* DO THIS *
Convert each record below into a JSON list of strings with one string per line, leaving out blank lines.

* INPUT DATA *
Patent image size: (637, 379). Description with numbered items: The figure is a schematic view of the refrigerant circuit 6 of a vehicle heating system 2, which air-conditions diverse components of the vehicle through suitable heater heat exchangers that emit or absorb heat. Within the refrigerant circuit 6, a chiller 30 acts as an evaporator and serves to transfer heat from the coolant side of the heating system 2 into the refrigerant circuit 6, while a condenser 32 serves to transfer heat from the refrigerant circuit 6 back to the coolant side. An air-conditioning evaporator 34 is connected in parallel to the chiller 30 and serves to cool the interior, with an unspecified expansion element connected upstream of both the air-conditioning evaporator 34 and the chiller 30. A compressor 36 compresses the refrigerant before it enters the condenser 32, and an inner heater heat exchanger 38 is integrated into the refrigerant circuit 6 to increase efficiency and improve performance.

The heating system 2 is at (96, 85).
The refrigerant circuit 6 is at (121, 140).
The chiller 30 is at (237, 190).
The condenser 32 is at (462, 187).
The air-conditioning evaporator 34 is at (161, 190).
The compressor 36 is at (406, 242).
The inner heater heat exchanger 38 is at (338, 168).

* WRITTEN RESPONSE *
[
  "Patent image size: (637, 379). Description with numbered items: The figure is a schematic view of the refrigerant circuit 6 of a vehicle heating system 2, which air-conditions diverse components of the vehicle through suitable heater heat exchangers that emit or absorb heat. Within the refrigerant circuit 6, a chiller 30 acts as an evaporator and serves to transfer heat from the coolant side of the heating system 2 into the refrigerant circuit 6, while a condenser 32 serves to transfer heat from the refrigerant circuit 6 back to the coolant side. An air-conditioning evaporator 34 is connected in parallel to the chiller 30 and serves to cool the interior, with an unspecified expansion element connected upstream of both the air-conditioning evaporator 34 and the chiller 30. A compressor 36 compresses the refrigerant before it enters the condenser 32, and an inner heater heat exchanger 38 is integrated into the refrigerant circuit 6 to increase efficiency and improve performance.",
  "The heating system 2 is at (96, 85).",
  "The refrigerant circuit 6 is at (121, 140).",
  "The chiller 30 is at (237, 190).",
  "The condenser 32 is at (462, 187).",
  "The air-conditioning evaporator 34 is at (161, 190).",
  "The compressor 36 is at (406, 242).",
  "The inner heater heat exchanger 38 is at (338, 168)."
]